- _GIVEN INSTRUCTION_: Each line containing the word "state" must be reported.

--------------------------------

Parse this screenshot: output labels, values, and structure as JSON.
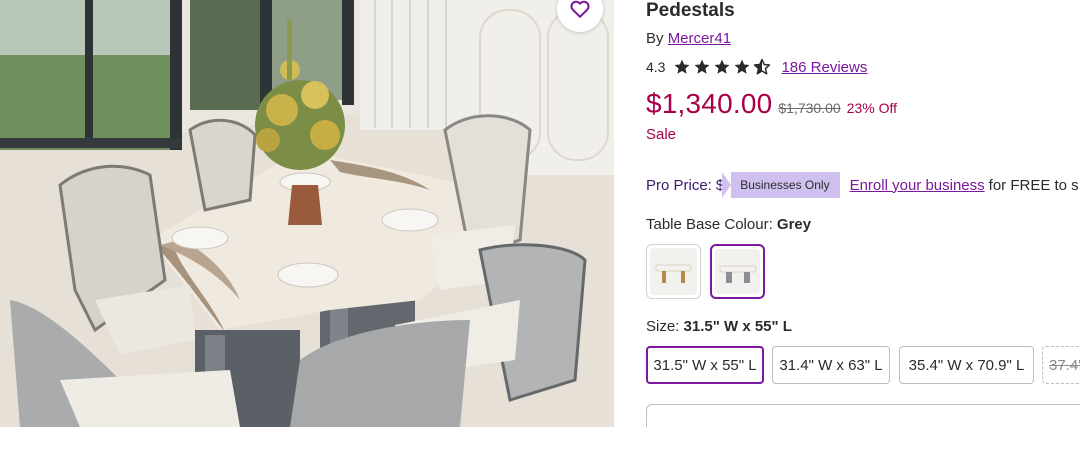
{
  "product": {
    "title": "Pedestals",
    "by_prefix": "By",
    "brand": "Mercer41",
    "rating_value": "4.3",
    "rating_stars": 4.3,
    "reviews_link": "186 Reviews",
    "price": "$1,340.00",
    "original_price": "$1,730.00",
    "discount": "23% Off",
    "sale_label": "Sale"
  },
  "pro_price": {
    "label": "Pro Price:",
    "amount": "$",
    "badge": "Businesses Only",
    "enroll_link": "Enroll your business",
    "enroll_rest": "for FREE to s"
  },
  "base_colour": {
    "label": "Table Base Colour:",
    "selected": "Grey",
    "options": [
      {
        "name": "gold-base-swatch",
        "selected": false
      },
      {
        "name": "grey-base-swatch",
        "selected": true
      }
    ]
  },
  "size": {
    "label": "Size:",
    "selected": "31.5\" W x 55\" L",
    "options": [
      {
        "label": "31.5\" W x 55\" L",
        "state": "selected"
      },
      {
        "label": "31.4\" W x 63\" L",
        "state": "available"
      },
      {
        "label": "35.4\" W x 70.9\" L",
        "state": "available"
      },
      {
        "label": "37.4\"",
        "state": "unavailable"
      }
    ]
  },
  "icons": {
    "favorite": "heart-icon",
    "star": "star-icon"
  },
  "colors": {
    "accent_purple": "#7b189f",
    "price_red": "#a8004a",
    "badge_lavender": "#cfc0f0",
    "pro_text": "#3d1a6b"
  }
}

--------------------------------

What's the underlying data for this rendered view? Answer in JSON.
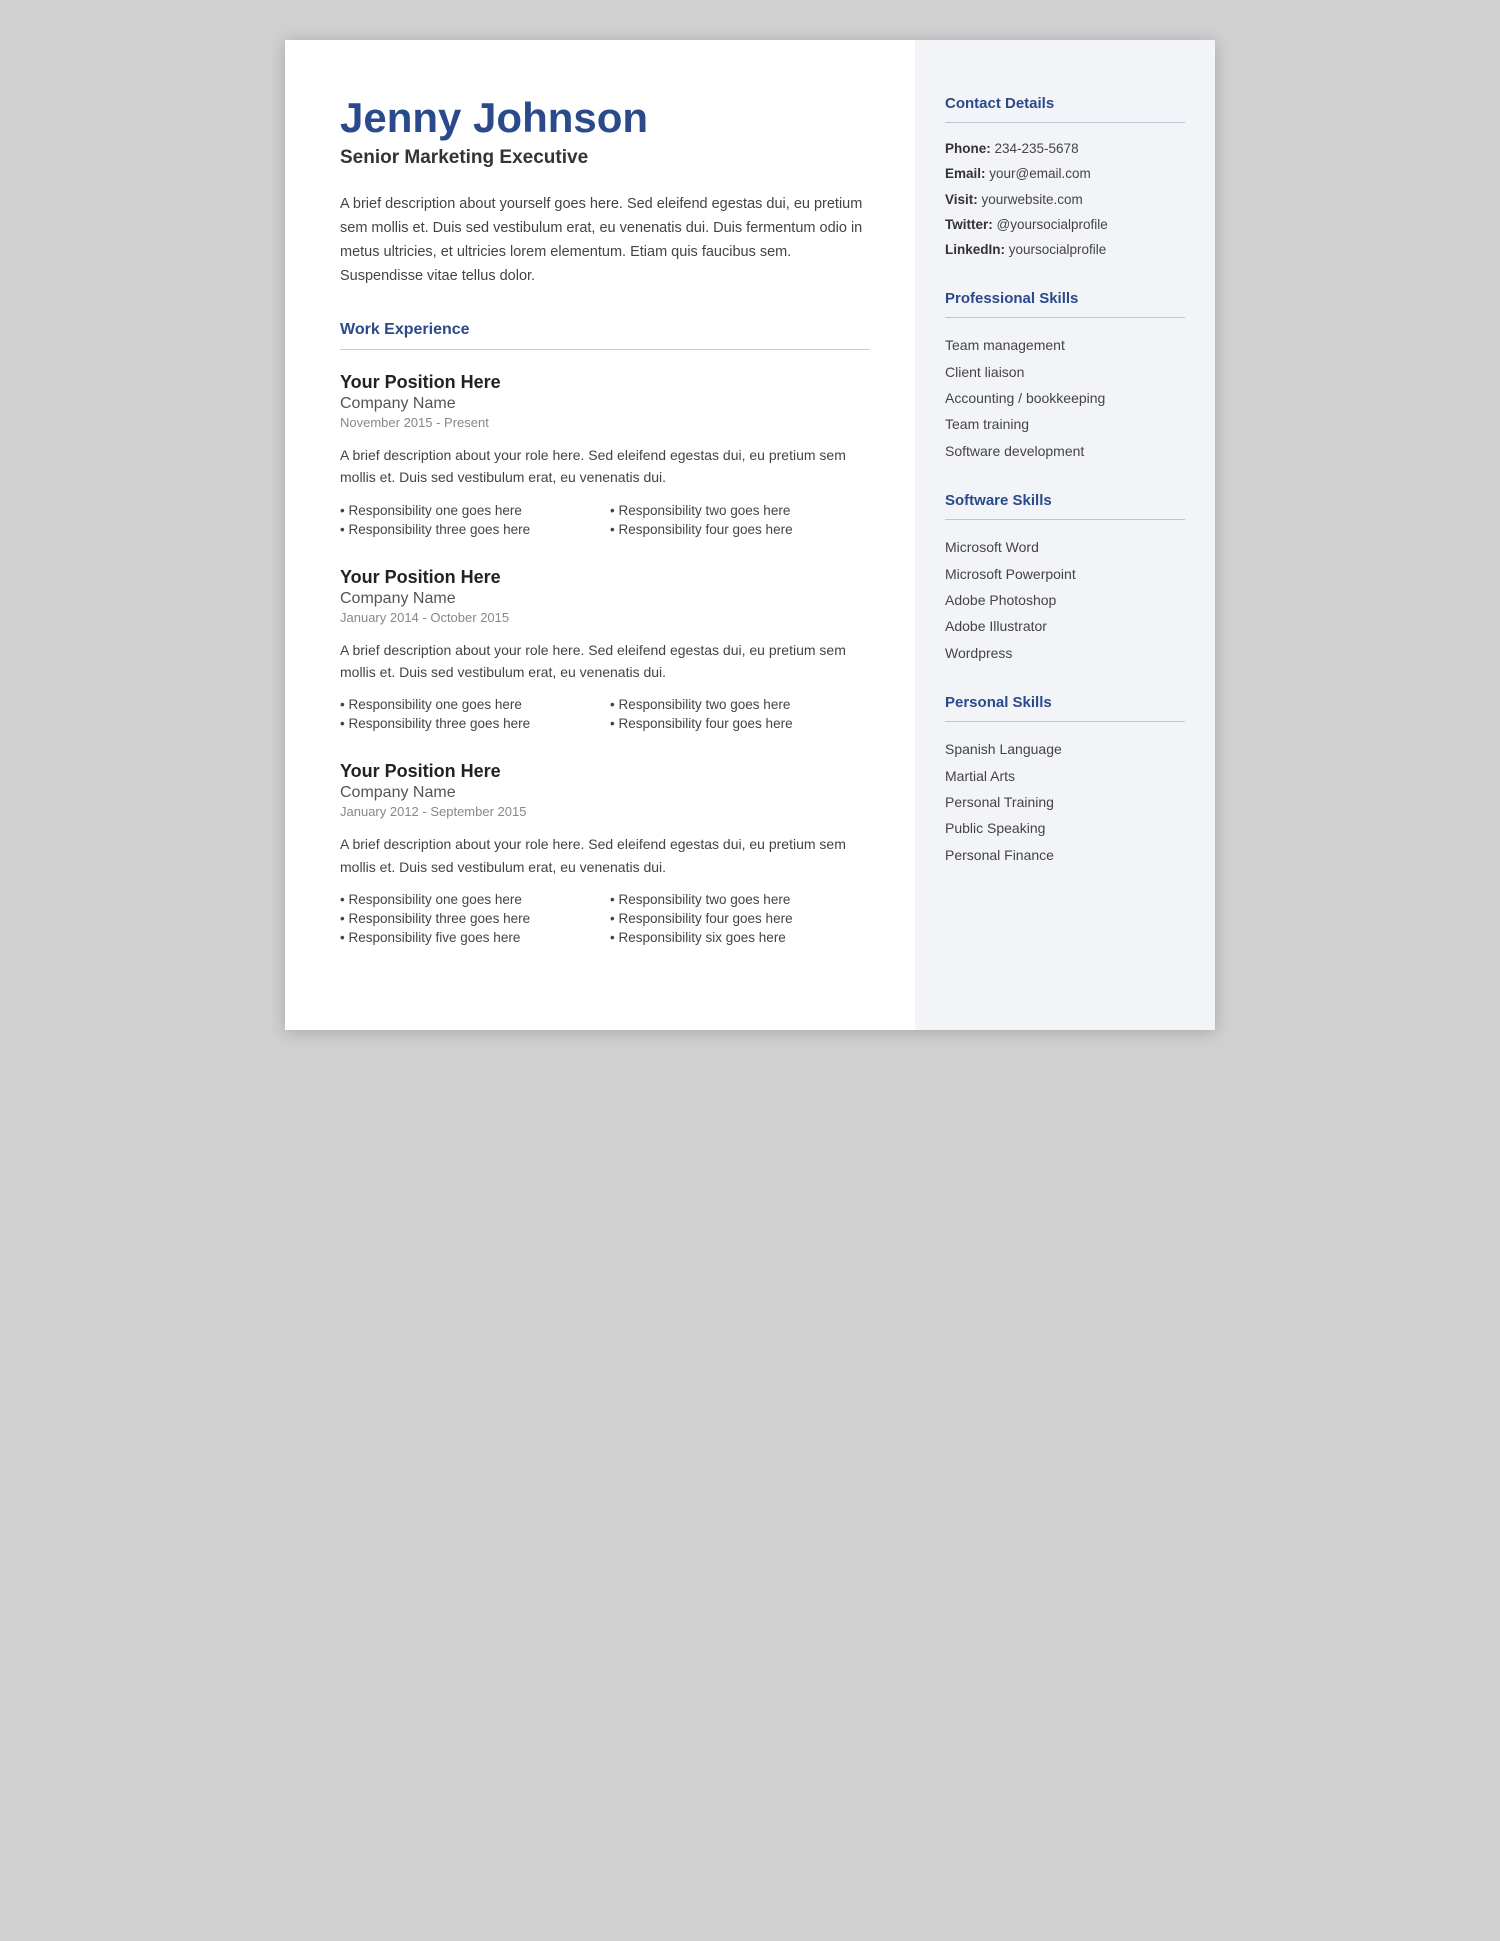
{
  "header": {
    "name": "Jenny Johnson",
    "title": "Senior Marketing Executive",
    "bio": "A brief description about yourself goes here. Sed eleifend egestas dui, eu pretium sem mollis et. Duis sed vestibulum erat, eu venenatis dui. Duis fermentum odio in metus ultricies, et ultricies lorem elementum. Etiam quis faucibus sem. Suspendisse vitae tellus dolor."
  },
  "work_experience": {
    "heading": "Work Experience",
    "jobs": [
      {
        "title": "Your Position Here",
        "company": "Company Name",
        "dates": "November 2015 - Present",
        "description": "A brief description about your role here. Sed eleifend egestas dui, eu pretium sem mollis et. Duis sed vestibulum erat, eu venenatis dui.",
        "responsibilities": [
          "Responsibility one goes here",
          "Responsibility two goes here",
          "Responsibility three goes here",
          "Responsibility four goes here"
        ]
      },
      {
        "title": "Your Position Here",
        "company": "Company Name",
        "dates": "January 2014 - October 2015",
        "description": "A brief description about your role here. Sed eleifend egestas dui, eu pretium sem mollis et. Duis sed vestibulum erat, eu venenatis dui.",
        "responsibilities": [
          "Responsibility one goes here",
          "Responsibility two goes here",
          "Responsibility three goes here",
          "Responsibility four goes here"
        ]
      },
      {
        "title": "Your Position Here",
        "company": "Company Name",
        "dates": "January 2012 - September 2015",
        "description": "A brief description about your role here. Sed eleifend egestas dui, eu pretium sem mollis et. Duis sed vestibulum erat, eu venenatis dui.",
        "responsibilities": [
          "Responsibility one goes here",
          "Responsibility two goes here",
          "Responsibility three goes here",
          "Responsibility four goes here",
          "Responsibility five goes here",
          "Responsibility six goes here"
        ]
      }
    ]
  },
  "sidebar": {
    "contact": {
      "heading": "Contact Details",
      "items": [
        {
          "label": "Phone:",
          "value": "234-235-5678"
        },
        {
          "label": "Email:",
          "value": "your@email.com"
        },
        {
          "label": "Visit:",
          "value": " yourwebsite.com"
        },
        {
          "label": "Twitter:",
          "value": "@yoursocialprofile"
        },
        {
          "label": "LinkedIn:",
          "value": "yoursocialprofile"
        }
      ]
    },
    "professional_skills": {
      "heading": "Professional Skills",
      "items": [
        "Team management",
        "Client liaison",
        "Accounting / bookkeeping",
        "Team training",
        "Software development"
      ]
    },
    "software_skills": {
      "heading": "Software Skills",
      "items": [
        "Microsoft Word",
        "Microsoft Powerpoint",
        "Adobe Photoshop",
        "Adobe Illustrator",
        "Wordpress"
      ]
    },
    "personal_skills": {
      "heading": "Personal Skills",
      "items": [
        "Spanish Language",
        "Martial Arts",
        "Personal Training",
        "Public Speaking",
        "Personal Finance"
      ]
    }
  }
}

--------------------------------

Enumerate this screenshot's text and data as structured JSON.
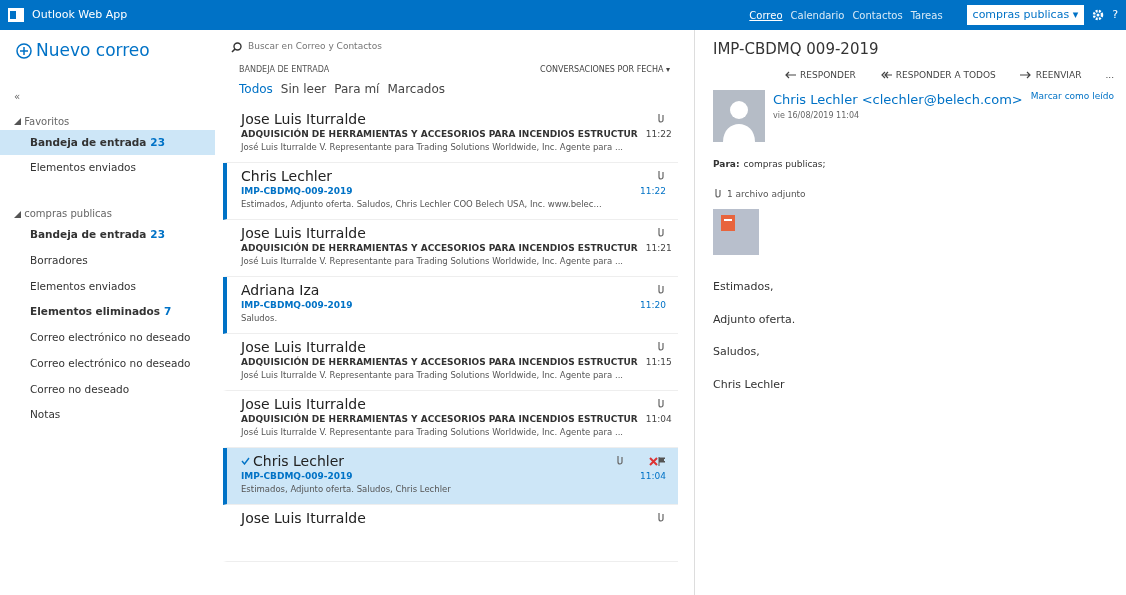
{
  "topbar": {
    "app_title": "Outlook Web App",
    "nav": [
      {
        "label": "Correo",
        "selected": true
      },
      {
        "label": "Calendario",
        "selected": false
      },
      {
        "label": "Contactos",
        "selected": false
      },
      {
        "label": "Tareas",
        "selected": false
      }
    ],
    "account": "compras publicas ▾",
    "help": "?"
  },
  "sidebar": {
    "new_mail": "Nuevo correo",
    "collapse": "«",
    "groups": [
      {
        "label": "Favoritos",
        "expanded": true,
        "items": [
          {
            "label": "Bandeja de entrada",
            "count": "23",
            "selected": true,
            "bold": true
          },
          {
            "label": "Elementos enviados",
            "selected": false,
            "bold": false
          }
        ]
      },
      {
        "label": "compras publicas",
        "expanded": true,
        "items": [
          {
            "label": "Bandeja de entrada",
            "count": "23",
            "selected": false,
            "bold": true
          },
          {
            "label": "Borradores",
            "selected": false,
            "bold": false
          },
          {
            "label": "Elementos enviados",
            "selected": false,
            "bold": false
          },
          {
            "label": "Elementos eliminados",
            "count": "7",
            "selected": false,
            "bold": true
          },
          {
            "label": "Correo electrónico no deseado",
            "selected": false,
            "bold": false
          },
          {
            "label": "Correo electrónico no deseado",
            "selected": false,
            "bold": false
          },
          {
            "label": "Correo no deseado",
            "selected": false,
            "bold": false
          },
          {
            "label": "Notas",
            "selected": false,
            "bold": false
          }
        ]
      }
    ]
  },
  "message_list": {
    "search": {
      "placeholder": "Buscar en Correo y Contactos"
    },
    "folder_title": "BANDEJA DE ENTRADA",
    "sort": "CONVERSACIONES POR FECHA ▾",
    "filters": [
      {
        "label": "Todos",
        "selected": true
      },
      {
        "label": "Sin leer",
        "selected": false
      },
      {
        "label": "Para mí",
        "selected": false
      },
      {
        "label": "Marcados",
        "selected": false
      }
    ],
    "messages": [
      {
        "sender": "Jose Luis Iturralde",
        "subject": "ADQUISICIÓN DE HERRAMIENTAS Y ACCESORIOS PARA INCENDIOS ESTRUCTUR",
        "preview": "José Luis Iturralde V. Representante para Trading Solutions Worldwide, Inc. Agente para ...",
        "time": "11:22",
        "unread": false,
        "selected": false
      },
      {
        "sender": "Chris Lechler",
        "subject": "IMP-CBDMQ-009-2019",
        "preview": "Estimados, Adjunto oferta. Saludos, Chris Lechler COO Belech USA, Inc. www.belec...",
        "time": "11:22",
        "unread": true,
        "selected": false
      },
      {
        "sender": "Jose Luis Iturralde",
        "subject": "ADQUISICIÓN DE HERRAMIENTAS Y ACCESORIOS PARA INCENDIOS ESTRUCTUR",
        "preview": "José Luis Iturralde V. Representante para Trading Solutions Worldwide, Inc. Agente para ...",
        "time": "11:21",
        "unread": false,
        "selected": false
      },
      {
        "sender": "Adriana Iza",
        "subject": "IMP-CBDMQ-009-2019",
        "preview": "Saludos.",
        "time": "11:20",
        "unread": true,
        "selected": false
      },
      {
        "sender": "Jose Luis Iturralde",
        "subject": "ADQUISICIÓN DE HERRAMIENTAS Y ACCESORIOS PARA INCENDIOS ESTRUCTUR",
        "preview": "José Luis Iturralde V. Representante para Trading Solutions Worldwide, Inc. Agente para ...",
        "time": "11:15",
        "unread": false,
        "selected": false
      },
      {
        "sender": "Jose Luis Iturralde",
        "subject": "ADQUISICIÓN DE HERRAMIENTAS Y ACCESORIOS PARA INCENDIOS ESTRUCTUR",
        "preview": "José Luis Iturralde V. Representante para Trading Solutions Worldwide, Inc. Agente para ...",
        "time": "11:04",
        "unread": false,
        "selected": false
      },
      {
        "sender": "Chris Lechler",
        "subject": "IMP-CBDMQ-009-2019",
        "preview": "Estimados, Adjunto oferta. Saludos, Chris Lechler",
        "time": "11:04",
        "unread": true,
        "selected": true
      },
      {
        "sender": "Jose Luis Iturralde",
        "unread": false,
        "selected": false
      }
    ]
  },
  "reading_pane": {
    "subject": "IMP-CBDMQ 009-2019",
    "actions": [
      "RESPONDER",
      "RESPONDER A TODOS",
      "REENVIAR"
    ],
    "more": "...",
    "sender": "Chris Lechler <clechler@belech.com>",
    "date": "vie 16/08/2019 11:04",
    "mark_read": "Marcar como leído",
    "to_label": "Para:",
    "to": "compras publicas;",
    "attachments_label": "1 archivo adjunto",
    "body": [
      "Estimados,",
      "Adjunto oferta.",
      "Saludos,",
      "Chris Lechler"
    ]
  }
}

--------------------------------

- _EXERCISE SOLUTION_:
        "state": "selected"
        "state": "available"
        "state": "available"
        "state": "unavailable"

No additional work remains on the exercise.